# What this task involves:
Gather all lines from the material that contain "Jean".

+++

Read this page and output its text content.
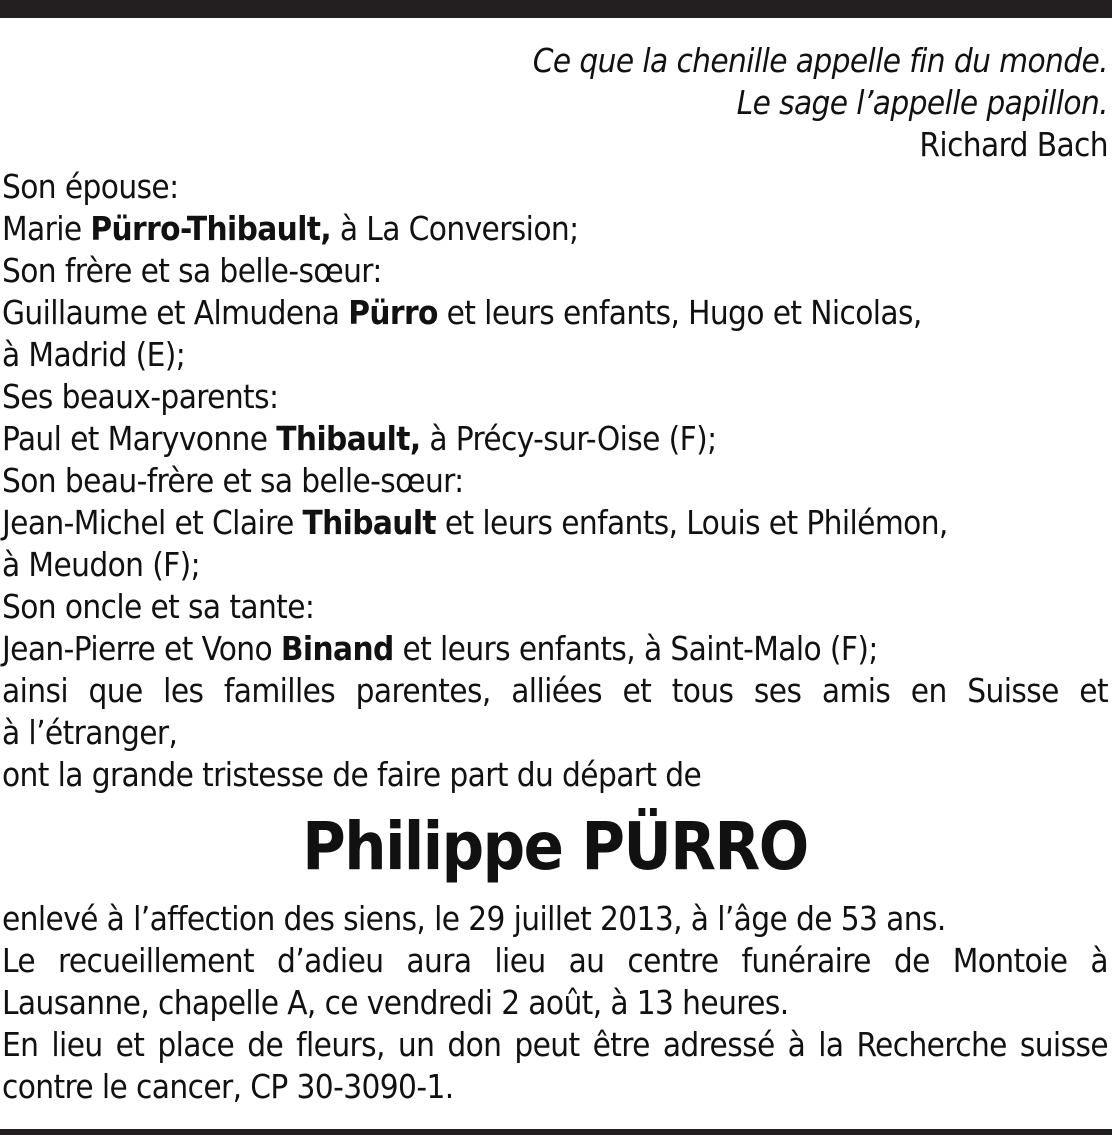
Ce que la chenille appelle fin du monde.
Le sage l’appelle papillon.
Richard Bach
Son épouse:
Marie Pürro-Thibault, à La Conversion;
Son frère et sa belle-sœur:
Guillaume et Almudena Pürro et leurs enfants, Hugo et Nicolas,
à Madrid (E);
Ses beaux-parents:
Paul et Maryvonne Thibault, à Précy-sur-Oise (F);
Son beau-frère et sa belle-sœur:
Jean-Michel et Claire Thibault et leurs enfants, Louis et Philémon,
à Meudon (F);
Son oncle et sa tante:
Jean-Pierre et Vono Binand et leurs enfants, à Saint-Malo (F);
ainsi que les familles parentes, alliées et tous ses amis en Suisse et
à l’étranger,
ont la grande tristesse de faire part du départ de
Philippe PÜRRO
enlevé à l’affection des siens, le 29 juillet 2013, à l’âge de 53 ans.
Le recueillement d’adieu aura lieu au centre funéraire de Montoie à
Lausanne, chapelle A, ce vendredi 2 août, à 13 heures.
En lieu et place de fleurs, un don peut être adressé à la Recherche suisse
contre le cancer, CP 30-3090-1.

+++

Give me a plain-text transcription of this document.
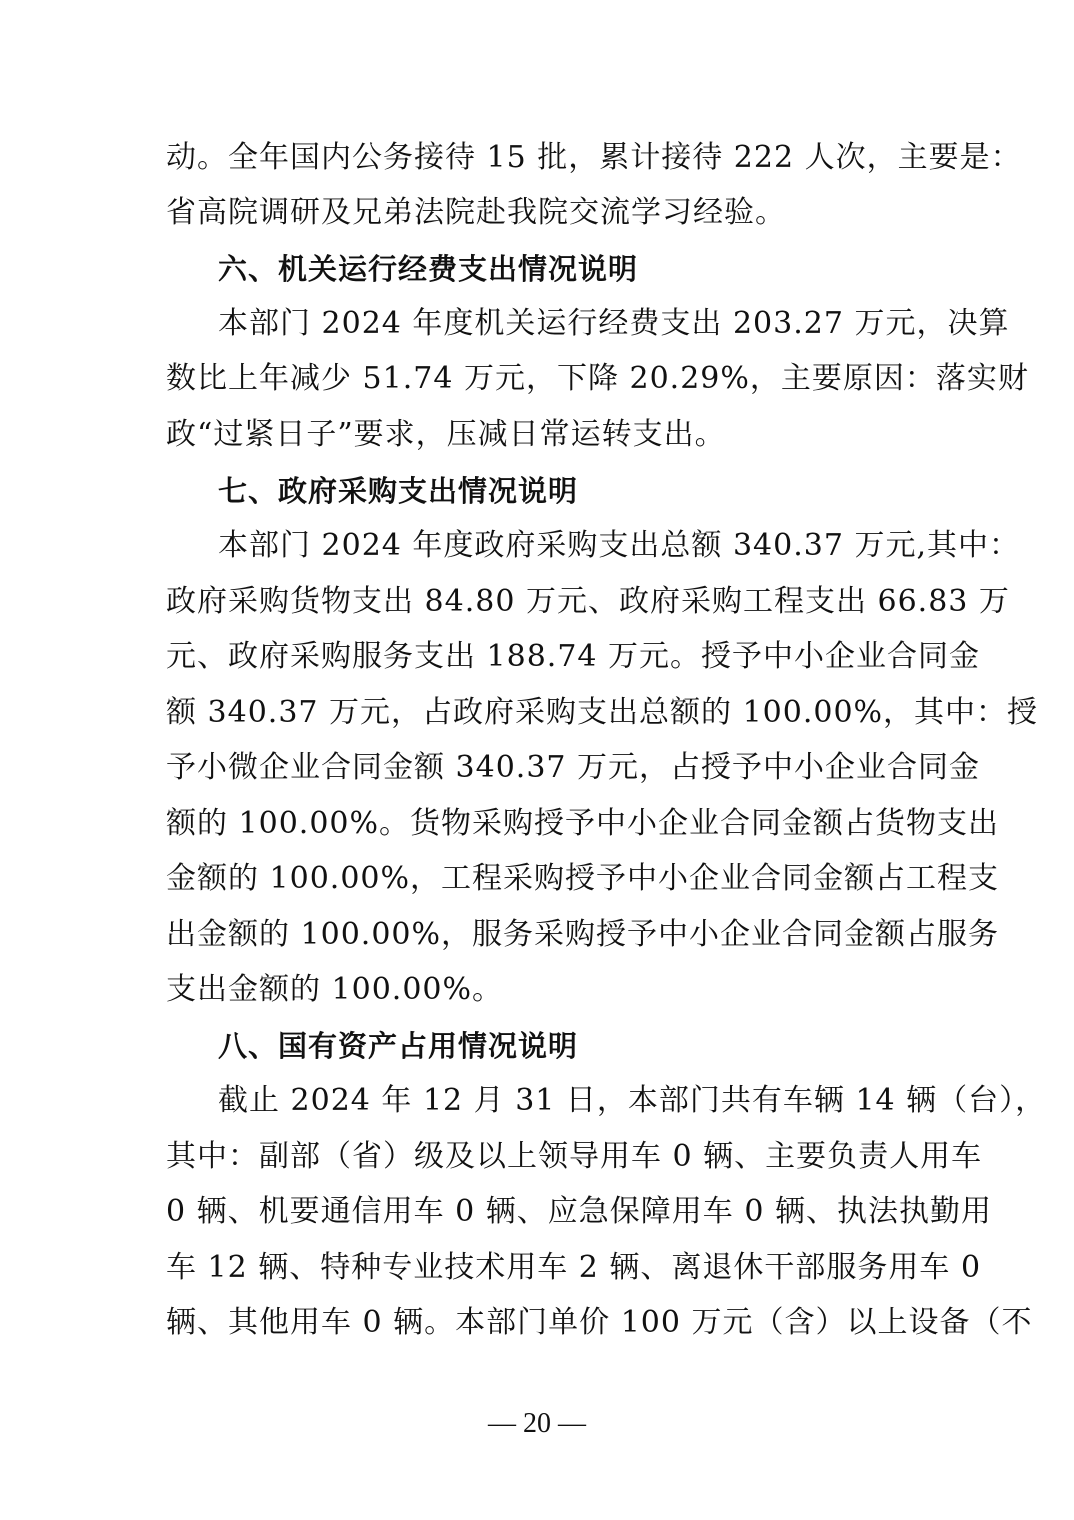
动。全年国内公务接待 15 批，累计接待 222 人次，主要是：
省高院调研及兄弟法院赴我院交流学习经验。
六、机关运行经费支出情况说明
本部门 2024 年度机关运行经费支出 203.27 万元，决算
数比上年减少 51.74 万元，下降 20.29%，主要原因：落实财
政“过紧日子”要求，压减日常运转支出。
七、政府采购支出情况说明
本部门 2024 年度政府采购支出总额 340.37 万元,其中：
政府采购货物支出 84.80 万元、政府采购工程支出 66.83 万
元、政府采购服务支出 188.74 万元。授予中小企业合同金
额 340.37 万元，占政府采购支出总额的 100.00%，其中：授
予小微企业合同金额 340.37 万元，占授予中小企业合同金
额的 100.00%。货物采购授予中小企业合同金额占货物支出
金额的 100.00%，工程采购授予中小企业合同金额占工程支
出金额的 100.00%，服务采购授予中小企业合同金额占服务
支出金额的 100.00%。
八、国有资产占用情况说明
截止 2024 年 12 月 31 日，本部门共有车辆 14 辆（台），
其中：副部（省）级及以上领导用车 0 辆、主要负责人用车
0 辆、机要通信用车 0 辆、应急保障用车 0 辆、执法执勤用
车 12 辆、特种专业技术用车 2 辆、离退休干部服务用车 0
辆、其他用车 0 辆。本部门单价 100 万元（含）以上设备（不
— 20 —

+++

# Correct response:
Jean-Michel et Claire Thibault et leurs enfants, Louis et Philémon,
Jean-Pierre et Vono Binand et leurs enfants, à Saint-Malo (F);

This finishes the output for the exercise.